_Task input_.
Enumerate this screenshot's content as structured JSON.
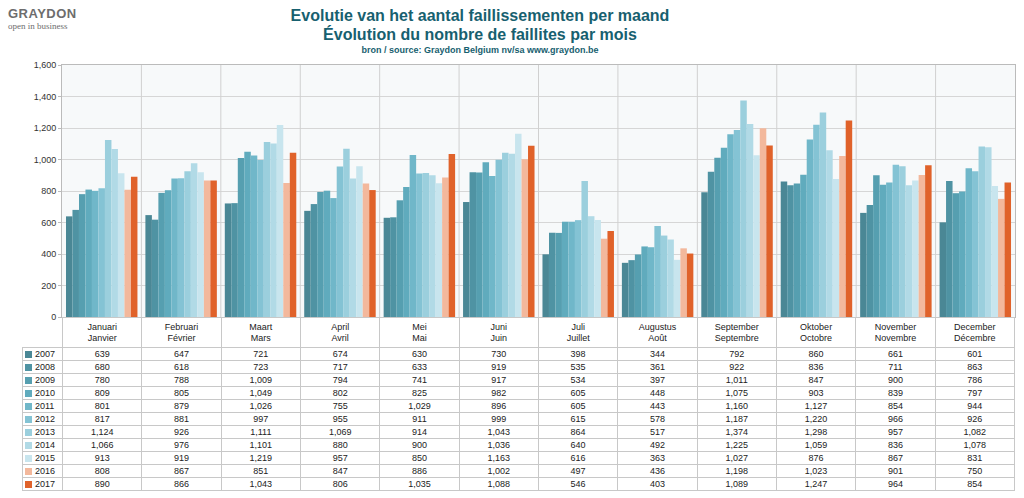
{
  "chart_data": {
    "type": "bar",
    "logo": "GRAYDON",
    "logo_tagline": "open in business",
    "title": [
      "Evolutie van het aantal faillissementen per maand",
      "Évolution du nombre de faillites par mois"
    ],
    "subtitle": "bron / source: Graydon Belgium nv/sa    www.graydon.be",
    "categories": [
      "Januari\nJanvier",
      "Februari\nFévrier",
      "Maart\nMars",
      "April\nAvril",
      "Mei\nMai",
      "Juni\nJuin",
      "Juli\nJuillet",
      "Augustus\nAoût",
      "September\nSeptembre",
      "Oktober\nOctobre",
      "November\nNovembre",
      "December\nDécembre"
    ],
    "series": [
      {
        "name": "2007",
        "color": "#4a8795",
        "values": [
          639,
          647,
          721,
          674,
          630,
          730,
          398,
          344,
          792,
          860,
          661,
          601
        ],
        "value_labels": [
          "639",
          "647",
          "721",
          "674",
          "630",
          "730",
          "398",
          "344",
          "792",
          "860",
          "661",
          "601"
        ]
      },
      {
        "name": "2008",
        "color": "#4f93a3",
        "values": [
          680,
          618,
          723,
          717,
          633,
          919,
          535,
          361,
          922,
          836,
          711,
          863
        ],
        "value_labels": [
          "680",
          "618",
          "723",
          "717",
          "633",
          "919",
          "535",
          "361",
          "922",
          "836",
          "711",
          "863"
        ]
      },
      {
        "name": "2009",
        "color": "#569fb0",
        "values": [
          780,
          788,
          1009,
          794,
          741,
          917,
          534,
          397,
          1011,
          847,
          900,
          786
        ],
        "value_labels": [
          "780",
          "788",
          "1,009",
          "794",
          "741",
          "917",
          "534",
          "397",
          "1,011",
          "847",
          "900",
          "786"
        ]
      },
      {
        "name": "2010",
        "color": "#60abbd",
        "values": [
          809,
          805,
          1049,
          802,
          825,
          982,
          605,
          448,
          1075,
          903,
          839,
          797
        ],
        "value_labels": [
          "809",
          "805",
          "1,049",
          "802",
          "825",
          "982",
          "605",
          "448",
          "1,075",
          "903",
          "839",
          "797"
        ]
      },
      {
        "name": "2011",
        "color": "#70b7c9",
        "values": [
          801,
          879,
          1026,
          755,
          1029,
          896,
          605,
          443,
          1160,
          1127,
          854,
          944
        ],
        "value_labels": [
          "801",
          "879",
          "1,026",
          "755",
          "1,029",
          "896",
          "605",
          "443",
          "1,160",
          "1,127",
          "854",
          "944"
        ]
      },
      {
        "name": "2012",
        "color": "#84c3d4",
        "values": [
          817,
          881,
          997,
          955,
          911,
          999,
          615,
          578,
          1187,
          1220,
          966,
          926
        ],
        "value_labels": [
          "817",
          "881",
          "997",
          "955",
          "911",
          "999",
          "615",
          "578",
          "1,187",
          "1,220",
          "966",
          "926"
        ]
      },
      {
        "name": "2013",
        "color": "#9bcfdd",
        "values": [
          1124,
          926,
          1111,
          1069,
          914,
          1043,
          864,
          517,
          1374,
          1298,
          957,
          1082
        ],
        "value_labels": [
          "1,124",
          "926",
          "1,111",
          "1,069",
          "914",
          "1,043",
          "864",
          "517",
          "1,374",
          "1,298",
          "957",
          "1,082"
        ]
      },
      {
        "name": "2014",
        "color": "#b1dae6",
        "values": [
          1066,
          976,
          1101,
          880,
          900,
          1036,
          640,
          492,
          1225,
          1059,
          836,
          1078
        ],
        "value_labels": [
          "1,066",
          "976",
          "1,101",
          "880",
          "900",
          "1,036",
          "640",
          "492",
          "1,225",
          "1,059",
          "836",
          "1,078"
        ]
      },
      {
        "name": "2015",
        "color": "#c8e5ee",
        "values": [
          913,
          919,
          1219,
          957,
          850,
          1163,
          616,
          363,
          1027,
          876,
          867,
          831
        ],
        "value_labels": [
          "913",
          "919",
          "1,219",
          "957",
          "850",
          "1,163",
          "616",
          "363",
          "1,027",
          "876",
          "867",
          "831"
        ]
      },
      {
        "name": "2016",
        "color": "#f3b89c",
        "values": [
          808,
          867,
          851,
          847,
          886,
          1002,
          497,
          436,
          1198,
          1023,
          901,
          750
        ],
        "value_labels": [
          "808",
          "867",
          "851",
          "847",
          "886",
          "1,002",
          "497",
          "436",
          "1,198",
          "1,023",
          "901",
          "750"
        ]
      },
      {
        "name": "2017",
        "color": "#e0622a",
        "values": [
          890,
          866,
          1043,
          806,
          1035,
          1088,
          546,
          403,
          1089,
          1247,
          964,
          854
        ],
        "value_labels": [
          "890",
          "866",
          "1,043",
          "806",
          "1,035",
          "1,088",
          "546",
          "403",
          "1,089",
          "1,247",
          "964",
          "854"
        ]
      }
    ],
    "ylim": [
      0,
      1600
    ],
    "yticks": [
      0,
      200,
      400,
      600,
      800,
      {
        "value": 1000,
        "label": "1,000"
      },
      {
        "value": 1200,
        "label": "1,200"
      },
      {
        "value": 1400,
        "label": "1,400"
      },
      {
        "value": 1600,
        "label": "1,600"
      }
    ],
    "grid": true,
    "tick_labels": "y"
  }
}
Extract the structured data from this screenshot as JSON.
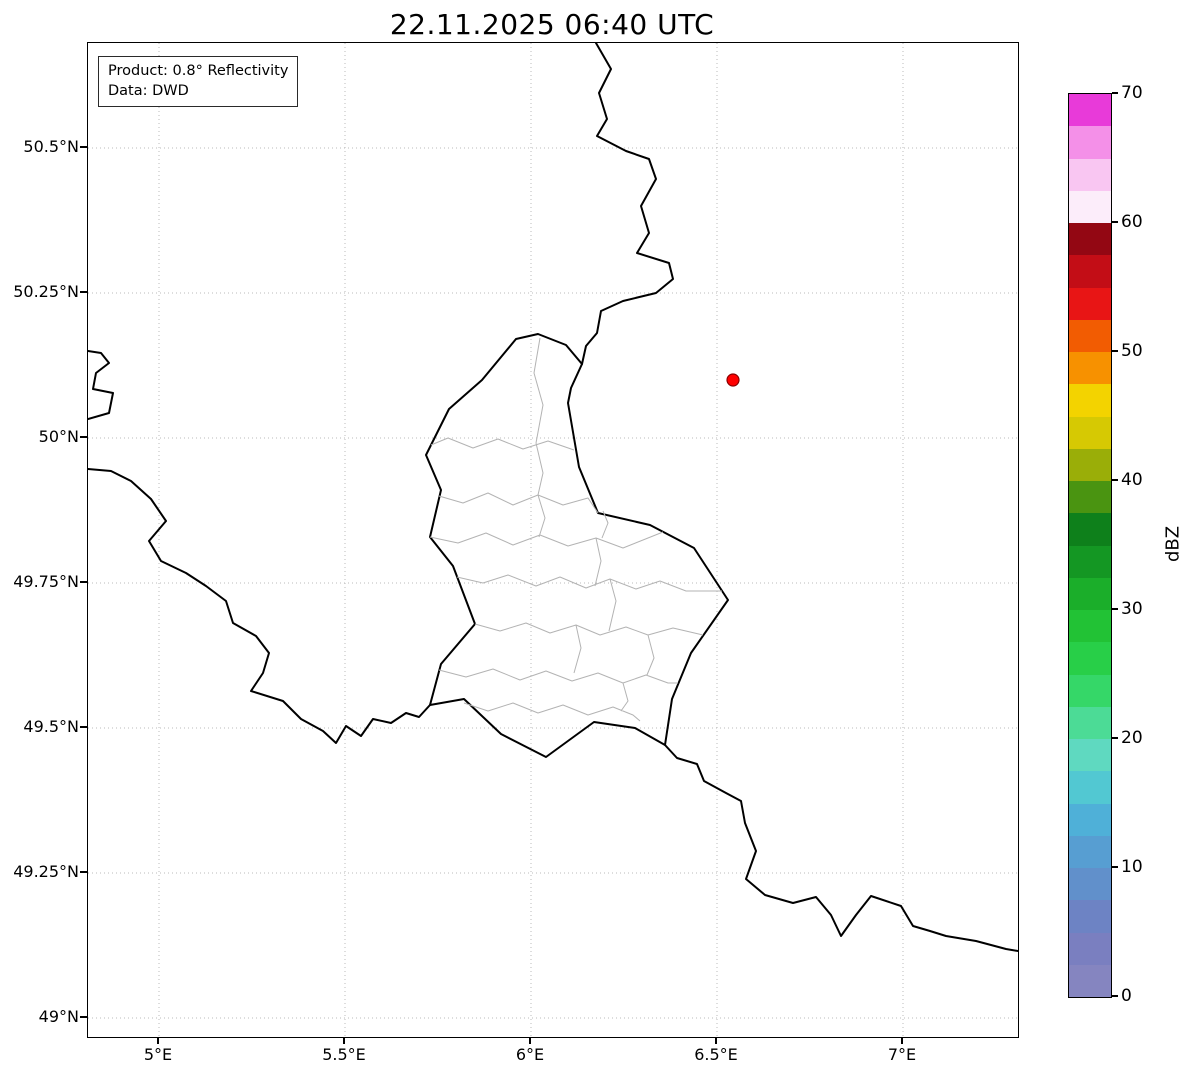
{
  "title": "22.11.2025 06:40 UTC",
  "info_box": {
    "line1": "Product: 0.8° Reflectivity",
    "line2": "Data: DWD"
  },
  "axes": {
    "x_ticks": [
      "5°E",
      "5.5°E",
      "6°E",
      "6.5°E",
      "7°E"
    ],
    "y_ticks": [
      "50.5°N",
      "50.25°N",
      "50°N",
      "49.75°N",
      "49.5°N",
      "49.25°N",
      "49°N"
    ]
  },
  "colorbar": {
    "label": "dBZ",
    "ticks": [
      "70",
      "60",
      "50",
      "40",
      "30",
      "20",
      "10",
      "0"
    ],
    "min": 0,
    "max": 70,
    "colors_bottom_to_top": [
      "#8585c0",
      "#7a7fc0",
      "#6d83c4",
      "#6190cb",
      "#579ed2",
      "#4fb0d8",
      "#52c8d2",
      "#5fd9c0",
      "#4cdb96",
      "#35d768",
      "#28cf48",
      "#22c235",
      "#1bae2a",
      "#149723",
      "#0e801b",
      "#4a9411",
      "#9aae08",
      "#d6c903",
      "#f3d300",
      "#f79100",
      "#f25c02",
      "#e81515",
      "#c30d16",
      "#930713",
      "#fcedfa",
      "#f9c6f2",
      "#f490e8",
      "#e83ad9"
    ]
  },
  "map": {
    "border_color": "#000000",
    "subdivision_color": "#b3b3b3",
    "grid_color": "#bbbbbb"
  },
  "radar_site": {
    "color": "#ff0000",
    "edge_color": "#8b0000"
  }
}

_Task objective_. Identify all lines in the records above with the word "JSON".

_Finished task_.
Enumerate this screenshot's content as structured JSON.
Extract the structured data from this screenshot as JSON.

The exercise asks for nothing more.